» **Exercise objective**: From the entries below, copy every line holding the word "уровни".

» **Supplied information**:
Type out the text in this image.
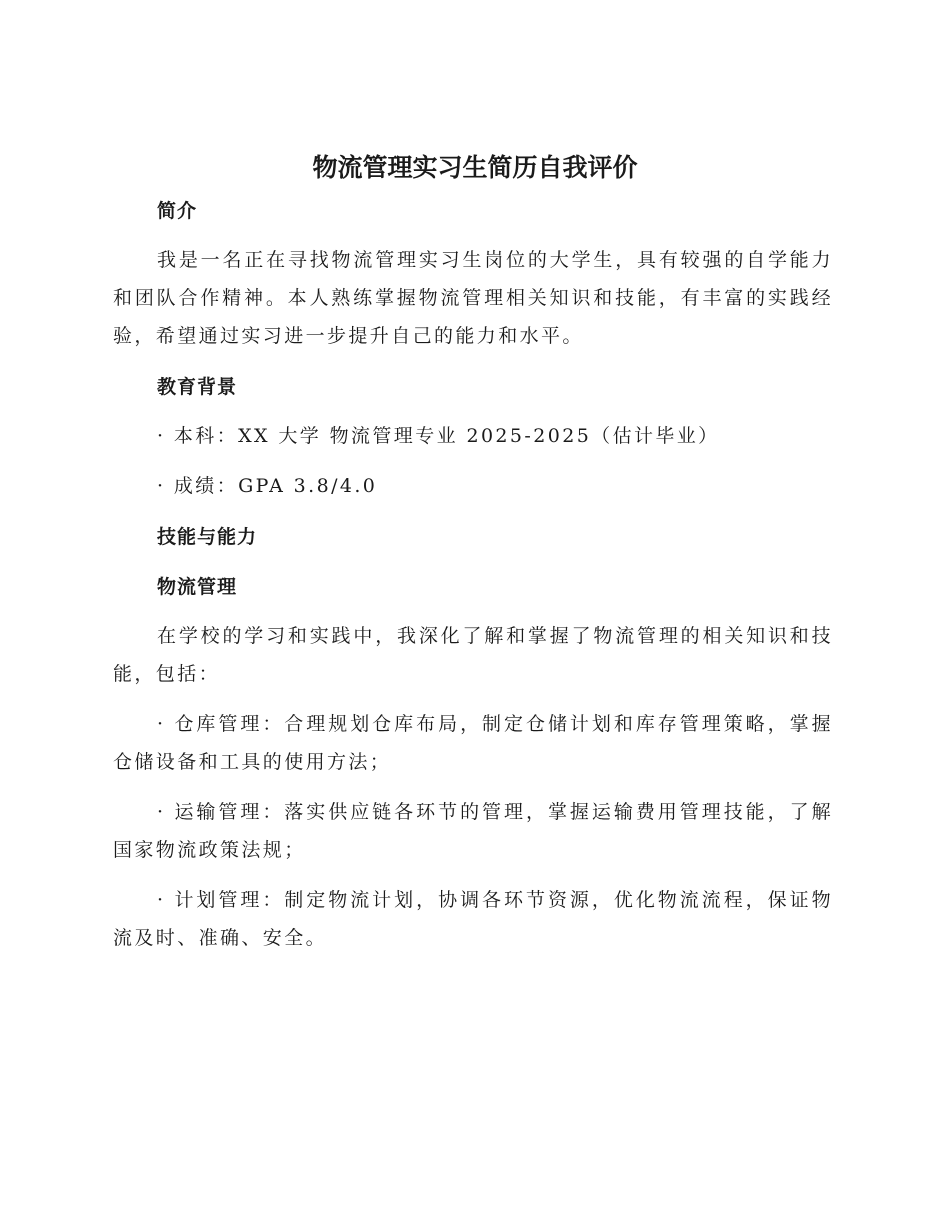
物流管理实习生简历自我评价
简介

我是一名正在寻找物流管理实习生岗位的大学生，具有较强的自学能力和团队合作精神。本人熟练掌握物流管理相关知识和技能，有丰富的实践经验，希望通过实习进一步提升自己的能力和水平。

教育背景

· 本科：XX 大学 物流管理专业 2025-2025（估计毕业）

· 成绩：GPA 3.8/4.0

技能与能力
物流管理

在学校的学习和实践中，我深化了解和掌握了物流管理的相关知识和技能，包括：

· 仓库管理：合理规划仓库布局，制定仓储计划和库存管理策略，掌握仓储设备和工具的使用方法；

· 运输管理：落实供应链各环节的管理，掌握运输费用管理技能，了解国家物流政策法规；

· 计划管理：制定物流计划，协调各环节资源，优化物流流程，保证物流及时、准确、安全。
...
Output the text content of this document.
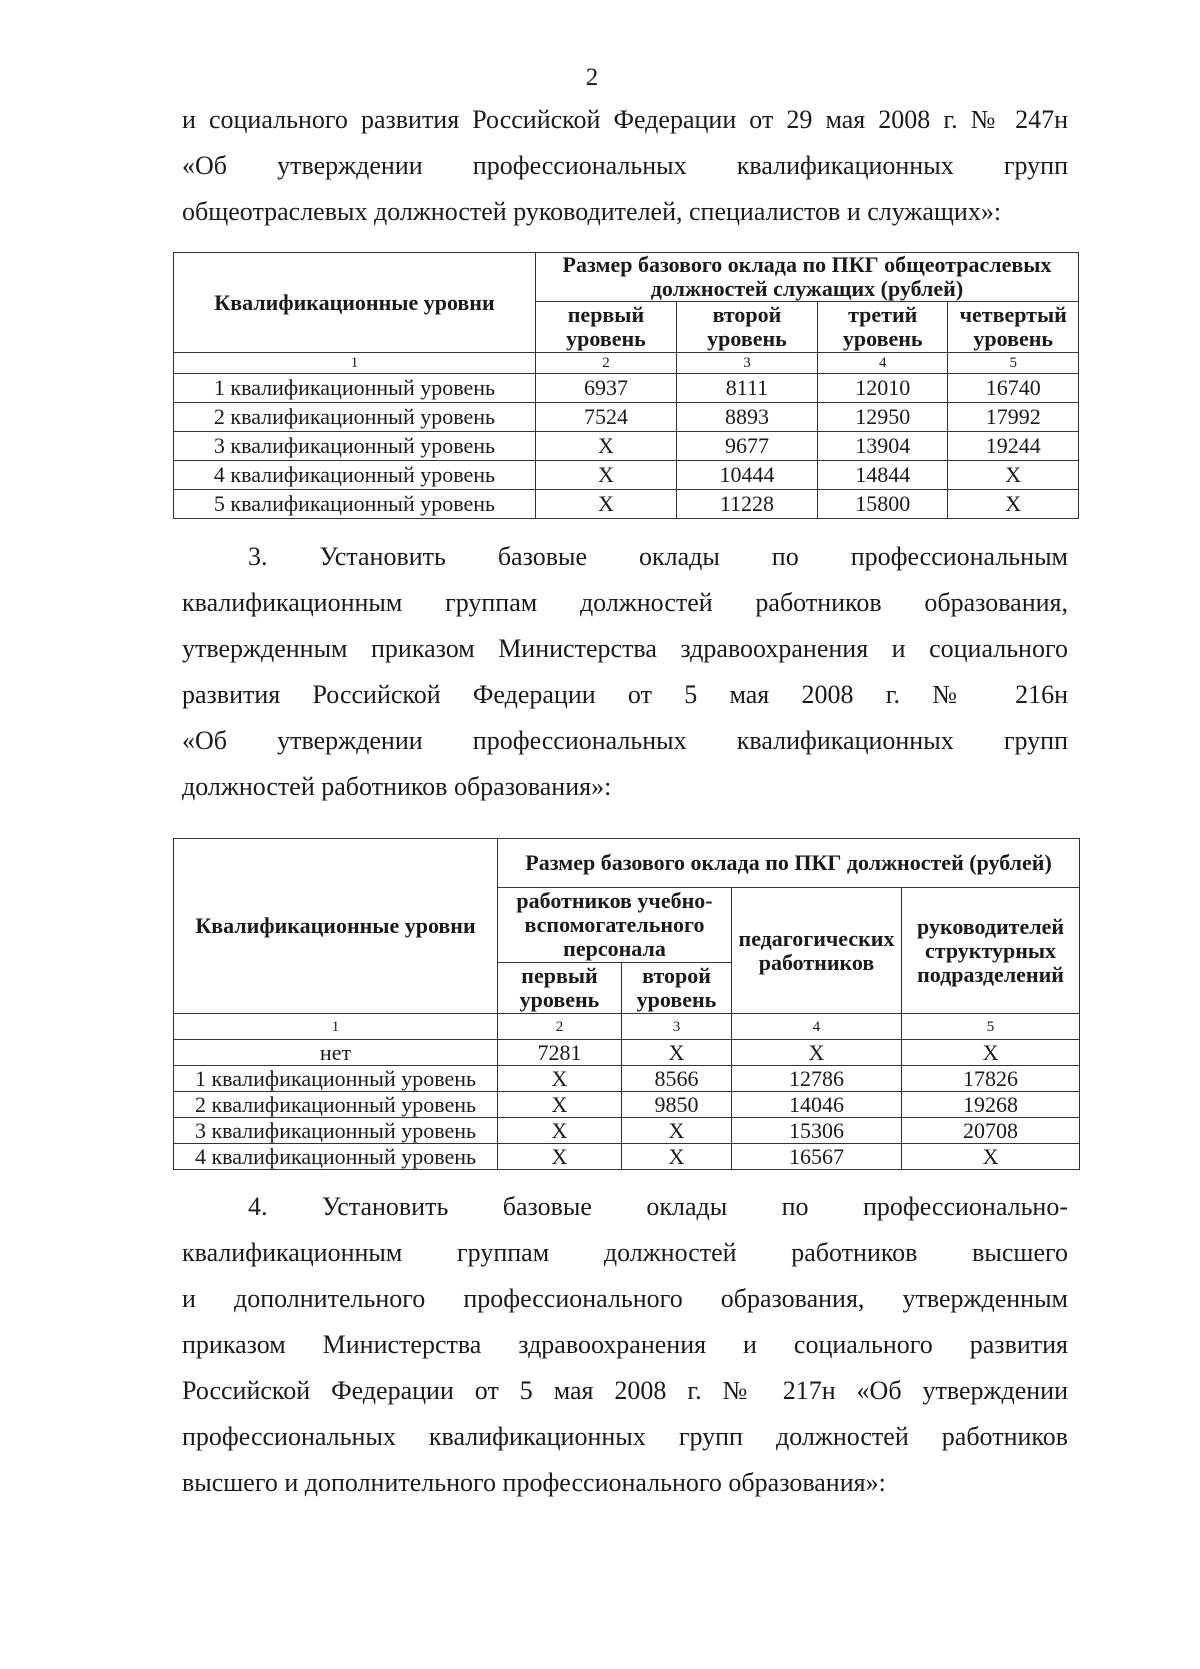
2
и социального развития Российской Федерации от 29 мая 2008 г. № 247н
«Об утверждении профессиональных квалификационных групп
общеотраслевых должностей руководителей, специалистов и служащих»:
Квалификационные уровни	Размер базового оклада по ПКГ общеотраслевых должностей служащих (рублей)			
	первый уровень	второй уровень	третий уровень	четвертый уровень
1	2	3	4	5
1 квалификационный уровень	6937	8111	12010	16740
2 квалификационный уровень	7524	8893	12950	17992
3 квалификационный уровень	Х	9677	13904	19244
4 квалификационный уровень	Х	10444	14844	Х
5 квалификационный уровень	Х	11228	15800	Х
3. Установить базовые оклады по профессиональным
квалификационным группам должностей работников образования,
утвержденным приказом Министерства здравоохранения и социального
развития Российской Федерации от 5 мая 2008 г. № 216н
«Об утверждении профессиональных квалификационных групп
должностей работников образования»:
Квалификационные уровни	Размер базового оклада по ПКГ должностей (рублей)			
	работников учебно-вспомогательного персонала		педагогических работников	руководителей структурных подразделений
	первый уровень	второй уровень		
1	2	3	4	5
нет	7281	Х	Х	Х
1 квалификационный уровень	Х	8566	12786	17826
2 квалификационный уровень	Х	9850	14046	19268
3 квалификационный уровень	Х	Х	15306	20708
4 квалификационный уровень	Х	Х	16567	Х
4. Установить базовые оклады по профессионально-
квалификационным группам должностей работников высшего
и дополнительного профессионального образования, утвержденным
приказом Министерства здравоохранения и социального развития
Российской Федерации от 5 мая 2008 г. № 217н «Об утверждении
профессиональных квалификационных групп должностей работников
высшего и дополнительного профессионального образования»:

» **Task solution**:
Квалификационные уровни	Размер базового оклада по ПКГ общеотраслевых должностей служащих (рублей)			
Квалификационные уровни	Размер базового оклада по ПКГ должностей (рублей)			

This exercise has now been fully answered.